**** Record extracts ****

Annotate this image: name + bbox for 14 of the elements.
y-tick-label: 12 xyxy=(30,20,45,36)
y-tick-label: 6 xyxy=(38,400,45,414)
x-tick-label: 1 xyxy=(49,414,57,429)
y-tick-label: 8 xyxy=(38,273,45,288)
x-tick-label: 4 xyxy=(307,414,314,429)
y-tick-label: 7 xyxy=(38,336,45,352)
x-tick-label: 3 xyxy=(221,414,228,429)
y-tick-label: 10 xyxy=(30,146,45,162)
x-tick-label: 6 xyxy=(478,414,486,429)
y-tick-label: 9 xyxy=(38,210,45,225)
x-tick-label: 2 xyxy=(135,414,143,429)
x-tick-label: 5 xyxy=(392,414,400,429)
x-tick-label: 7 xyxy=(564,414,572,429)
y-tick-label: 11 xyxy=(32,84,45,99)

****
**** Record extracts ****

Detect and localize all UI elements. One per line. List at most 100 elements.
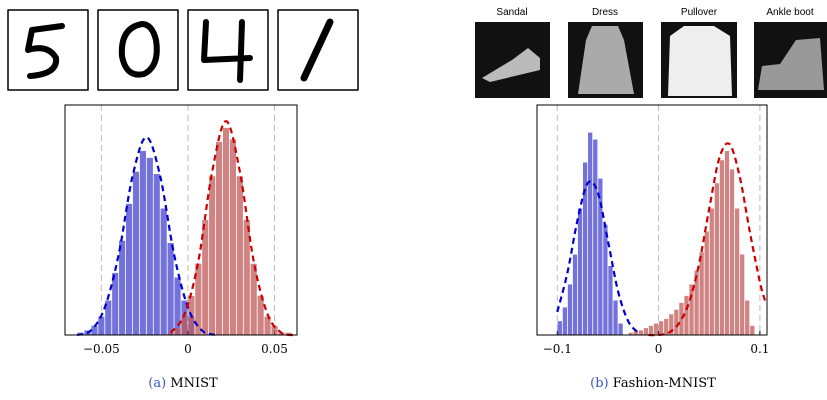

****

*Problem*.
Rewrite the data that opens with the line containing "Annotate this image: name" and closes with the line containing "y-tick-label: 11 xyxy=(32,84,45,99)", both included, as a JSON list of strings, one string per line and blank lines omitted.

*Correct answer*.
[
  "Annotate this image: name + bbox for 14 of the elements.",
  "y-tick-label: 12 xyxy=(30,20,45,36)",
  "y-tick-label: 6 xyxy=(38,400,45,414)",
  "x-tick-label: 1 xyxy=(49,414,57,429)",
  "y-tick-label: 8 xyxy=(38,273,45,288)",
  "x-tick-label: 4 xyxy=(307,414,314,429)",
  "y-tick-label: 7 xyxy=(38,336,45,352)",
  "x-tick-label: 3 xyxy=(221,414,228,429)",
  "y-tick-label: 10 xyxy=(30,146,45,162)",
  "x-tick-label: 6 xyxy=(478,414,486,429)",
  "y-tick-label: 9 xyxy=(38,210,45,225)",
  "x-tick-label: 2 xyxy=(135,414,143,429)",
  "x-tick-label: 5 xyxy=(392,414,400,429)",
  "x-tick-label: 7 xyxy=(564,414,572,429)",
  "y-tick-label: 11 xyxy=(32,84,45,99)"
]